Collected data entries:

========================

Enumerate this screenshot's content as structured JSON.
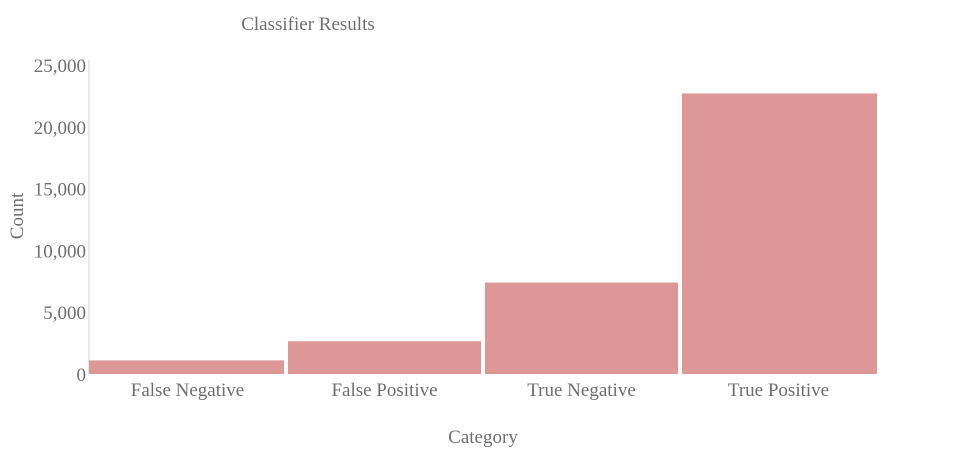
{
  "chart_data": {
    "type": "bar",
    "title": "Classifier Results",
    "xlabel": "Category",
    "ylabel": "Count",
    "categories": [
      "False Negative",
      "False Positive",
      "True Negative",
      "True Positive"
    ],
    "values": [
      1100,
      2650,
      7400,
      22700
    ],
    "ylim": [
      0,
      25000
    ],
    "yticks": [
      0,
      5000,
      10000,
      15000,
      20000,
      25000
    ],
    "ytick_labels": [
      "0",
      "5,000",
      "10,000",
      "15,000",
      "20,000",
      "25,000"
    ],
    "grid": false,
    "legend": "none",
    "bar_color": "#de9797"
  }
}
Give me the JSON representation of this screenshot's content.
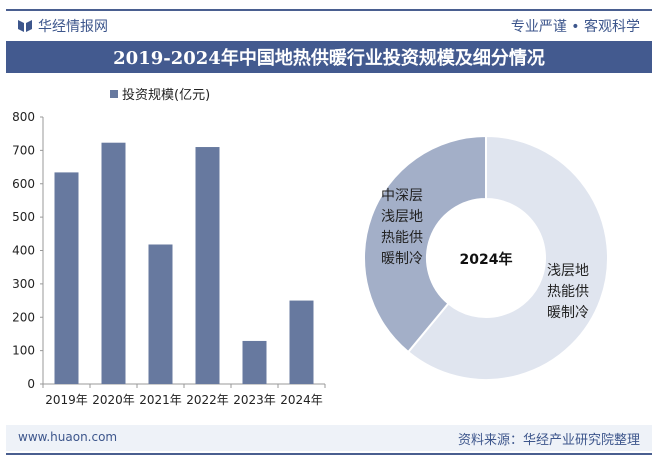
{
  "header": {
    "brand": "华经情报网",
    "slogan": "专业严谨 • 客观科学"
  },
  "title": "2019-2024年中国地热供暖行业投资规模及细分情况",
  "footer": {
    "website": "www.huaon.com",
    "source": "资料来源：华经产业研究院整理"
  },
  "colors": {
    "bar": "#67799f",
    "banner": "#435a8f",
    "donut_light": "#e0e5ef",
    "donut_dark": "#a3afc8"
  },
  "chart_data": [
    {
      "type": "bar",
      "legend": "投资规模(亿元)",
      "categories": [
        "2019年",
        "2020年",
        "2021年",
        "2022年",
        "2023年",
        "2024年"
      ],
      "values": [
        634,
        723,
        418,
        710,
        129,
        250
      ],
      "ylim": [
        0,
        800
      ],
      "yticks": [
        0,
        100,
        200,
        300,
        400,
        500,
        600,
        700,
        800
      ],
      "grid": false,
      "legend_position": "top"
    },
    {
      "type": "pie",
      "donut": true,
      "center_label": "2024年",
      "slices": [
        {
          "label": "浅层地热能供暖制冷",
          "value": 61
        },
        {
          "label": "中深层浅层地热能供暖制冷",
          "value": 39
        }
      ]
    }
  ]
}
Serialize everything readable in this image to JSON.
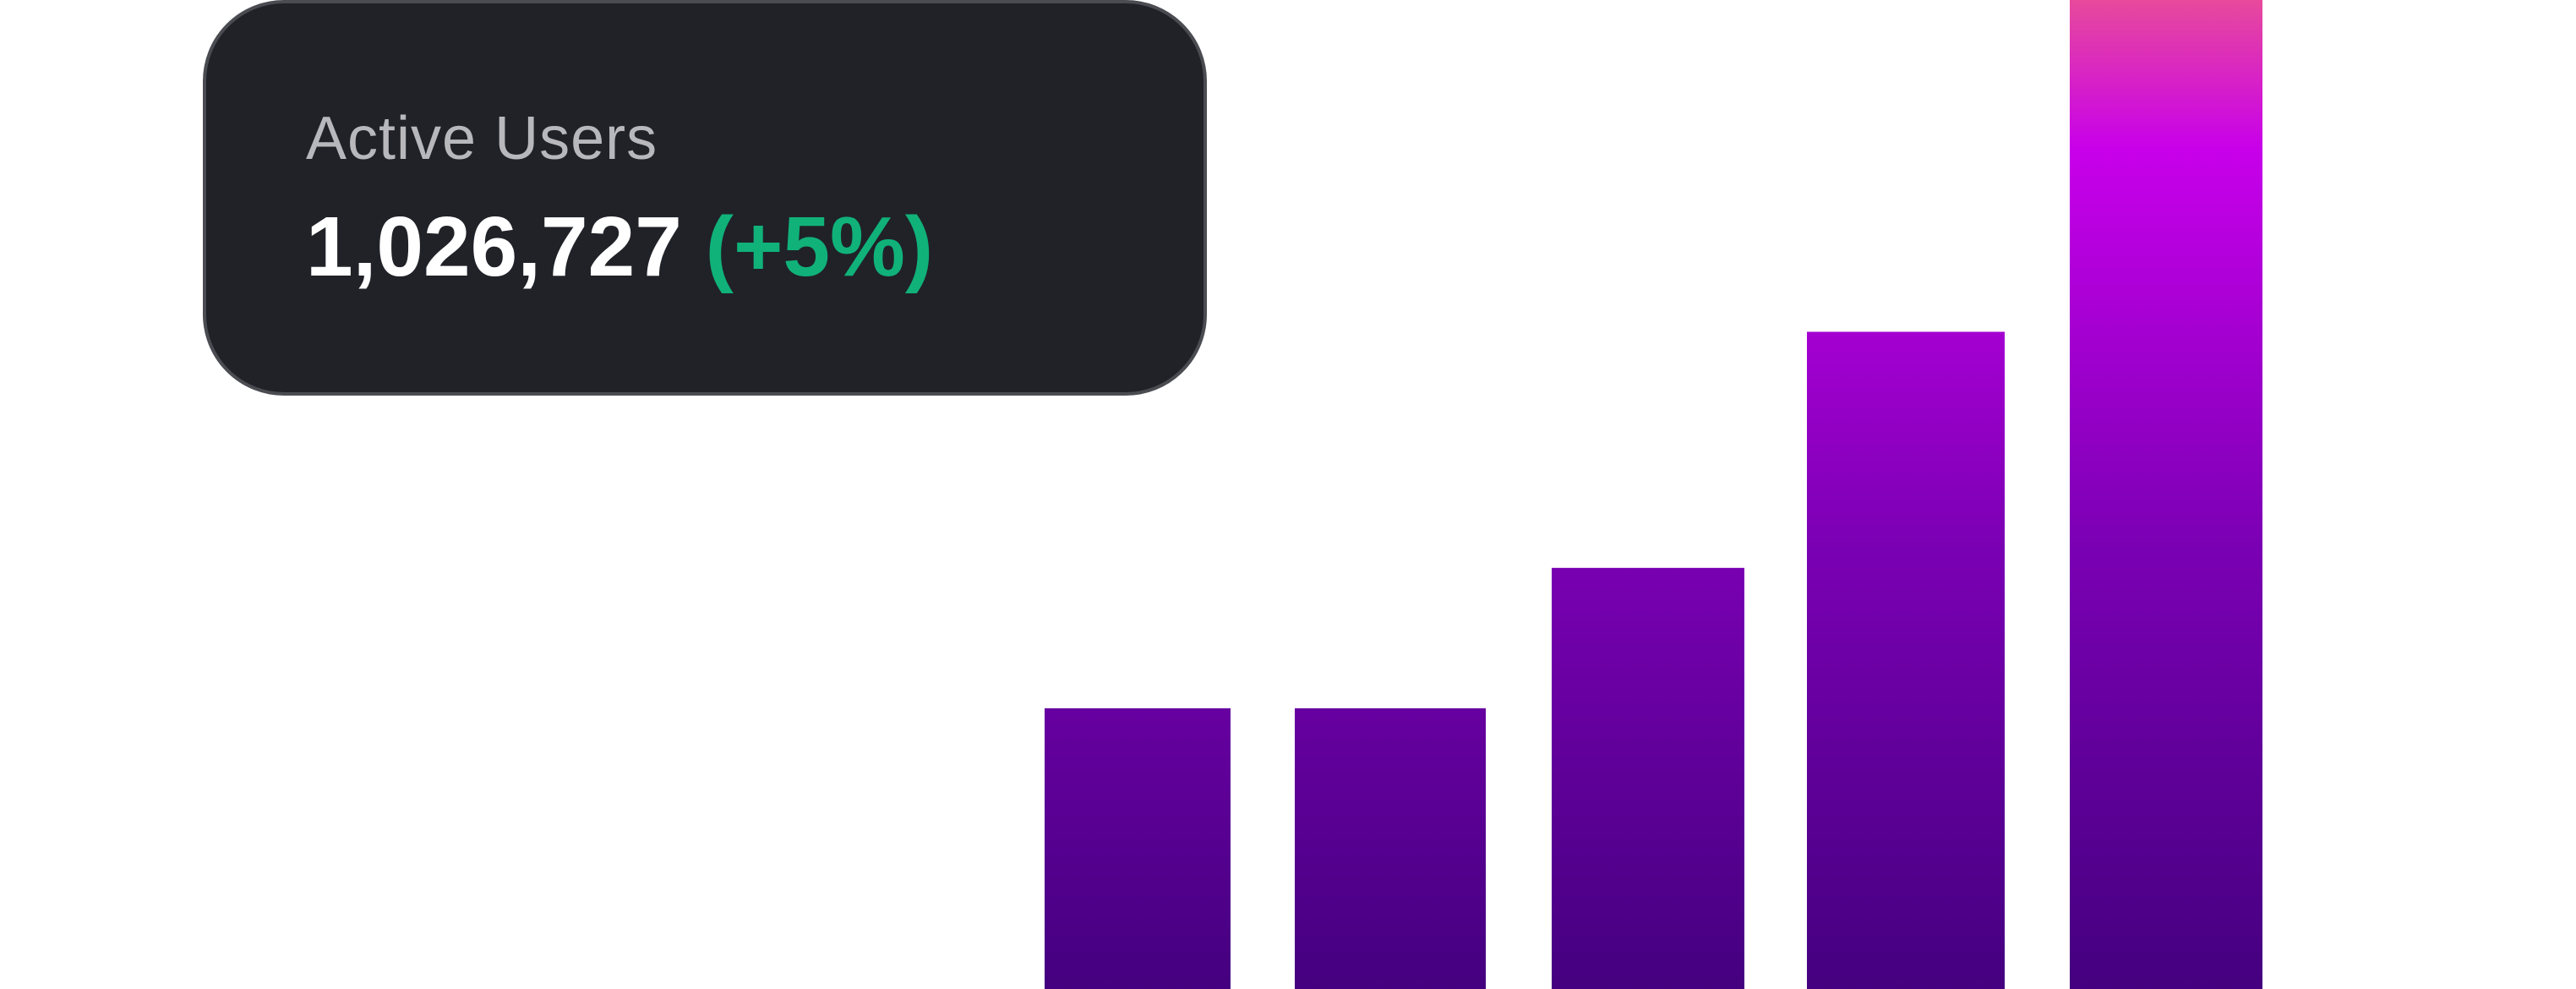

========================

Write out each line again precisely as it appears, skipping every picture.

EXERCISE RESULT ▸
Enumerate this screenshot's content as structured JSON.
{
  "chart_data": {
    "type": "bar",
    "title": "Classifier Results",
    "xlabel": "Category",
    "ylabel": "Count",
    "categories": [
      "False Negative",
      "False Positive",
      "True Negative",
      "True Positive"
    ],
    "values": [
      1100,
      2650,
      7400,
      22700
    ],
    "ylim": [
      0,
      25000
    ],
    "yticks": [
      0,
      5000,
      10000,
      15000,
      20000,
      25000
    ],
    "ytick_labels": [
      "0",
      "5,000",
      "10,000",
      "15,000",
      "20,000",
      "25,000"
    ],
    "grid": false,
    "legend": "none",
    "bar_color": "#de9797"
  }
}
Give me the JSON representation of this screenshot's content.
{
  "header": {
    "brand": "华经情报网",
    "slogan": "专业严谨 • 客观科学"
  },
  "title": "2019-2024年中国地热供暖行业投资规模及细分情况",
  "footer": {
    "website": "www.huaon.com",
    "source": "资料来源：华经产业研究院整理"
  },
  "colors": {
    "bar": "#67799f",
    "banner": "#435a8f",
    "donut_light": "#e0e5ef",
    "donut_dark": "#a3afc8"
  },
  "chart_data": [
    {
      "type": "bar",
      "legend": "投资规模(亿元)",
      "categories": [
        "2019年",
        "2020年",
        "2021年",
        "2022年",
        "2023年",
        "2024年"
      ],
      "values": [
        634,
        723,
        418,
        710,
        129,
        250
      ],
      "ylim": [
        0,
        800
      ],
      "yticks": [
        0,
        100,
        200,
        300,
        400,
        500,
        600,
        700,
        800
      ],
      "grid": false,
      "legend_position": "top"
    },
    {
      "type": "pie",
      "donut": true,
      "center_label": "2024年",
      "slices": [
        {
          "label": "浅层地热能供暖制冷",
          "value": 61
        },
        {
          "label": "中深层浅层地热能供暖制冷",
          "value": 39
        }
      ]
    }
  ]
}
Serialize everything readable in this image to JSON.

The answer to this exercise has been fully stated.